Aim:
Make an exact copy of all the material below, apart from the pictures.

Records provided:
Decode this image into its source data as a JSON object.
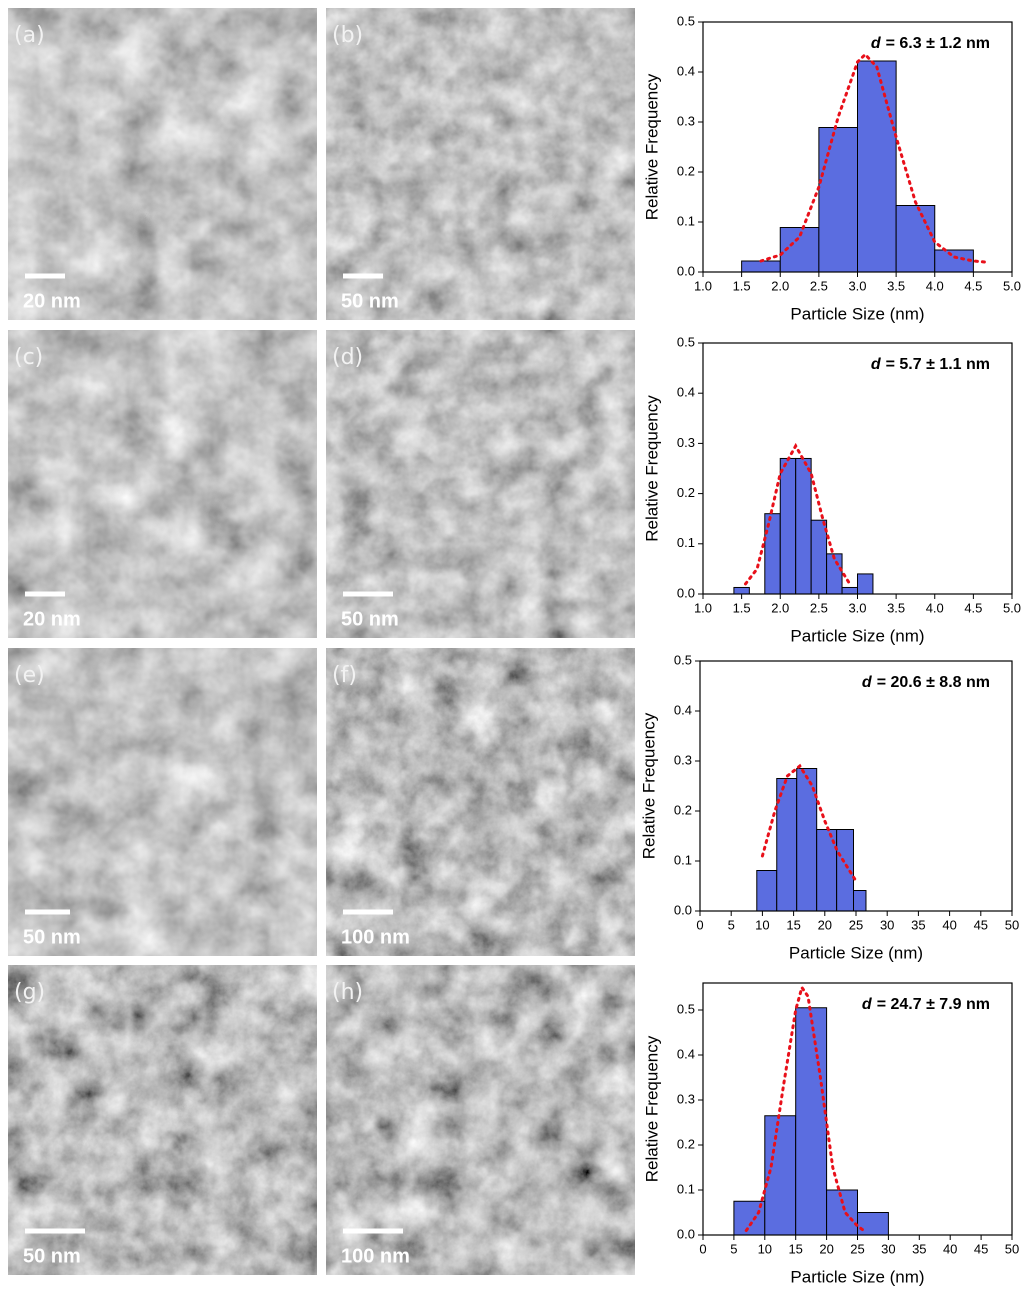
{
  "images": [
    {
      "label": "(a)",
      "scale_bar": "20 nm"
    },
    {
      "label": "(b)",
      "scale_bar": "50 nm"
    },
    {
      "label": "(c)",
      "scale_bar": "20 nm"
    },
    {
      "label": "(d)",
      "scale_bar": "50 nm"
    },
    {
      "label": "(e)",
      "scale_bar": "50 nm"
    },
    {
      "label": "(f)",
      "scale_bar": "100 nm"
    },
    {
      "label": "(g)",
      "scale_bar": "50 nm"
    },
    {
      "label": "(h)",
      "scale_bar": "100 nm"
    }
  ],
  "chart_data": [
    {
      "type": "histogram",
      "x_label": "Particle Size (nm)",
      "y_label": "Relative Frequency",
      "annotation": {
        "symbol": "d",
        "text": "= 6.3 ± 1.2 nm"
      },
      "color": "#5b6de0",
      "bins": [
        1.5,
        2.0,
        2.5,
        3.0,
        3.5,
        4.0,
        4.5
      ],
      "values": [
        0.022,
        0.089,
        0.289,
        0.422,
        0.133,
        0.044
      ],
      "fit": {
        "color": "#e8101a",
        "x": [
          1.75,
          2.0,
          2.25,
          2.5,
          2.75,
          3.0,
          3.1,
          3.25,
          3.5,
          3.75,
          4.0,
          4.25,
          4.5,
          4.65
        ],
        "values": [
          0.022,
          0.034,
          0.07,
          0.17,
          0.31,
          0.42,
          0.435,
          0.41,
          0.27,
          0.14,
          0.06,
          0.03,
          0.022,
          0.02
        ]
      },
      "xlim": [
        1.0,
        5.0
      ],
      "xticks": [
        {
          "value": 1,
          "label": "1.0"
        },
        1.5,
        {
          "value": 2,
          "label": "2.0"
        },
        2.5,
        {
          "value": 3,
          "label": "3.0"
        },
        3.5,
        {
          "value": 4,
          "label": "4.0"
        },
        4.5,
        {
          "value": 5,
          "label": "5.0"
        }
      ],
      "ylim": [
        0,
        0.5
      ],
      "yticks": [
        {
          "value": 0,
          "label": "0.0"
        },
        0.1,
        0.2,
        0.3,
        0.4,
        0.5
      ]
    },
    {
      "type": "histogram",
      "x_label": "Particle Size (nm)",
      "y_label": "Relative Frequency",
      "annotation": {
        "symbol": "d",
        "text": "= 5.7 ± 1.1 nm"
      },
      "color": "#5b6de0",
      "bins": [
        1.4,
        1.6,
        1.8,
        2.0,
        2.2,
        2.4,
        2.6,
        2.8,
        3.0,
        3.2
      ],
      "values": [
        0.013,
        0,
        0.16,
        0.27,
        0.27,
        0.147,
        0.08,
        0.013,
        0.04
      ],
      "fit": {
        "color": "#e8101a",
        "x": [
          1.55,
          1.7,
          1.85,
          2.0,
          2.2,
          2.4,
          2.55,
          2.7,
          2.9
        ],
        "values": [
          0.02,
          0.05,
          0.14,
          0.24,
          0.295,
          0.24,
          0.15,
          0.07,
          0.02
        ]
      },
      "xlim": [
        1.0,
        5.0
      ],
      "xticks": [
        {
          "value": 1,
          "label": "1.0"
        },
        1.5,
        {
          "value": 2,
          "label": "2.0"
        },
        2.5,
        {
          "value": 3,
          "label": "3.0"
        },
        3.5,
        {
          "value": 4,
          "label": "4.0"
        },
        4.5,
        {
          "value": 5,
          "label": "5.0"
        }
      ],
      "ylim": [
        0,
        0.5
      ],
      "yticks": [
        {
          "value": 0,
          "label": "0.0"
        },
        0.1,
        0.2,
        0.3,
        0.4,
        0.5
      ]
    },
    {
      "type": "histogram",
      "x_label": "Particle Size (nm)",
      "y_label": "Relative Frequency",
      "annotation": {
        "symbol": "d",
        "text": "= 20.6 ± 8.8 nm"
      },
      "color": "#5b6de0",
      "bins": [
        9.1,
        12.3,
        15.5,
        18.7,
        21.9,
        24.6,
        26.6
      ],
      "values": [
        0.081,
        0.265,
        0.285,
        0.163,
        0.163,
        0.041
      ],
      "fit": {
        "color": "#e8101a",
        "x": [
          10,
          12,
          14,
          16,
          18,
          20,
          22,
          24,
          25
        ],
        "values": [
          0.11,
          0.2,
          0.27,
          0.29,
          0.25,
          0.18,
          0.12,
          0.08,
          0.06
        ]
      },
      "xlim": [
        0,
        50
      ],
      "xticks": [
        0,
        5,
        10,
        15,
        20,
        25,
        30,
        35,
        40,
        45,
        50
      ],
      "ylim": [
        0,
        0.5
      ],
      "yticks": [
        {
          "value": 0,
          "label": "0.0"
        },
        0.1,
        0.2,
        0.3,
        0.4,
        0.5
      ]
    },
    {
      "type": "histogram",
      "x_label": "Particle Size (nm)",
      "y_label": "Relative Frequency",
      "annotation": {
        "symbol": "d",
        "text": "= 24.7 ± 7.9 nm"
      },
      "color": "#5b6de0",
      "bins": [
        5,
        10,
        15,
        20,
        25,
        30
      ],
      "values": [
        0.075,
        0.265,
        0.505,
        0.1,
        0.05
      ],
      "fit": {
        "color": "#e8101a",
        "x": [
          7,
          9,
          11,
          13,
          15,
          16,
          17,
          19,
          21,
          23,
          25,
          26
        ],
        "values": [
          0.01,
          0.05,
          0.15,
          0.33,
          0.5,
          0.55,
          0.53,
          0.35,
          0.15,
          0.05,
          0.02,
          0.01
        ]
      },
      "xlim": [
        0,
        50
      ],
      "xticks": [
        0,
        5,
        10,
        15,
        20,
        25,
        30,
        35,
        40,
        45,
        50
      ],
      "ylim": [
        0,
        0.56
      ],
      "yticks": [
        {
          "value": 0,
          "label": "0.0"
        },
        0.1,
        0.2,
        0.3,
        0.4,
        0.5
      ]
    }
  ]
}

Solution:
Decode this image into its source data as a JSON object.
{
  "images": [
    {
      "label": "(a)",
      "scale_bar": "20 nm"
    },
    {
      "label": "(b)",
      "scale_bar": "50 nm"
    },
    {
      "label": "(c)",
      "scale_bar": "20 nm"
    },
    {
      "label": "(d)",
      "scale_bar": "50 nm"
    },
    {
      "label": "(e)",
      "scale_bar": "50 nm"
    },
    {
      "label": "(f)",
      "scale_bar": "100 nm"
    },
    {
      "label": "(g)",
      "scale_bar": "50 nm"
    },
    {
      "label": "(h)",
      "scale_bar": "100 nm"
    }
  ],
  "chart_data": [
    {
      "type": "histogram",
      "x_label": "Particle Size (nm)",
      "y_label": "Relative Frequency",
      "annotation": {
        "symbol": "d",
        "text": "= 6.3 ± 1.2 nm"
      },
      "color": "#5b6de0",
      "bins": [
        1.5,
        2.0,
        2.5,
        3.0,
        3.5,
        4.0,
        4.5
      ],
      "values": [
        0.022,
        0.089,
        0.289,
        0.422,
        0.133,
        0.044
      ],
      "fit": {
        "color": "#e8101a",
        "x": [
          1.75,
          2.0,
          2.25,
          2.5,
          2.75,
          3.0,
          3.1,
          3.25,
          3.5,
          3.75,
          4.0,
          4.25,
          4.5,
          4.65
        ],
        "values": [
          0.022,
          0.034,
          0.07,
          0.17,
          0.31,
          0.42,
          0.435,
          0.41,
          0.27,
          0.14,
          0.06,
          0.03,
          0.022,
          0.02
        ]
      },
      "xlim": [
        1.0,
        5.0
      ],
      "xticks": [
        {
          "value": 1,
          "label": "1.0"
        },
        1.5,
        {
          "value": 2,
          "label": "2.0"
        },
        2.5,
        {
          "value": 3,
          "label": "3.0"
        },
        3.5,
        {
          "value": 4,
          "label": "4.0"
        },
        4.5,
        {
          "value": 5,
          "label": "5.0"
        }
      ],
      "ylim": [
        0,
        0.5
      ],
      "yticks": [
        {
          "value": 0,
          "label": "0.0"
        },
        0.1,
        0.2,
        0.3,
        0.4,
        0.5
      ]
    },
    {
      "type": "histogram",
      "x_label": "Particle Size (nm)",
      "y_label": "Relative Frequency",
      "annotation": {
        "symbol": "d",
        "text": "= 5.7 ± 1.1 nm"
      },
      "color": "#5b6de0",
      "bins": [
        1.4,
        1.6,
        1.8,
        2.0,
        2.2,
        2.4,
        2.6,
        2.8,
        3.0,
        3.2
      ],
      "values": [
        0.013,
        0,
        0.16,
        0.27,
        0.27,
        0.147,
        0.08,
        0.013,
        0.04
      ],
      "fit": {
        "color": "#e8101a",
        "x": [
          1.55,
          1.7,
          1.85,
          2.0,
          2.2,
          2.4,
          2.55,
          2.7,
          2.9
        ],
        "values": [
          0.02,
          0.05,
          0.14,
          0.24,
          0.295,
          0.24,
          0.15,
          0.07,
          0.02
        ]
      },
      "xlim": [
        1.0,
        5.0
      ],
      "xticks": [
        {
          "value": 1,
          "label": "1.0"
        },
        1.5,
        {
          "value": 2,
          "label": "2.0"
        },
        2.5,
        {
          "value": 3,
          "label": "3.0"
        },
        3.5,
        {
          "value": 4,
          "label": "4.0"
        },
        4.5,
        {
          "value": 5,
          "label": "5.0"
        }
      ],
      "ylim": [
        0,
        0.5
      ],
      "yticks": [
        {
          "value": 0,
          "label": "0.0"
        },
        0.1,
        0.2,
        0.3,
        0.4,
        0.5
      ]
    },
    {
      "type": "histogram",
      "x_label": "Particle Size (nm)",
      "y_label": "Relative Frequency",
      "annotation": {
        "symbol": "d",
        "text": "= 20.6 ± 8.8 nm"
      },
      "color": "#5b6de0",
      "bins": [
        9.1,
        12.3,
        15.5,
        18.7,
        21.9,
        24.6,
        26.6
      ],
      "values": [
        0.081,
        0.265,
        0.285,
        0.163,
        0.163,
        0.041
      ],
      "fit": {
        "color": "#e8101a",
        "x": [
          10,
          12,
          14,
          16,
          18,
          20,
          22,
          24,
          25
        ],
        "values": [
          0.11,
          0.2,
          0.27,
          0.29,
          0.25,
          0.18,
          0.12,
          0.08,
          0.06
        ]
      },
      "xlim": [
        0,
        50
      ],
      "xticks": [
        0,
        5,
        10,
        15,
        20,
        25,
        30,
        35,
        40,
        45,
        50
      ],
      "ylim": [
        0,
        0.5
      ],
      "yticks": [
        {
          "value": 0,
          "label": "0.0"
        },
        0.1,
        0.2,
        0.3,
        0.4,
        0.5
      ]
    },
    {
      "type": "histogram",
      "x_label": "Particle Size (nm)",
      "y_label": "Relative Frequency",
      "annotation": {
        "symbol": "d",
        "text": "= 24.7 ± 7.9 nm"
      },
      "color": "#5b6de0",
      "bins": [
        5,
        10,
        15,
        20,
        25,
        30
      ],
      "values": [
        0.075,
        0.265,
        0.505,
        0.1,
        0.05
      ],
      "fit": {
        "color": "#e8101a",
        "x": [
          7,
          9,
          11,
          13,
          15,
          16,
          17,
          19,
          21,
          23,
          25,
          26
        ],
        "values": [
          0.01,
          0.05,
          0.15,
          0.33,
          0.5,
          0.55,
          0.53,
          0.35,
          0.15,
          0.05,
          0.02,
          0.01
        ]
      },
      "xlim": [
        0,
        50
      ],
      "xticks": [
        0,
        5,
        10,
        15,
        20,
        25,
        30,
        35,
        40,
        45,
        50
      ],
      "ylim": [
        0,
        0.56
      ],
      "yticks": [
        {
          "value": 0,
          "label": "0.0"
        },
        0.1,
        0.2,
        0.3,
        0.4,
        0.5
      ]
    }
  ]
}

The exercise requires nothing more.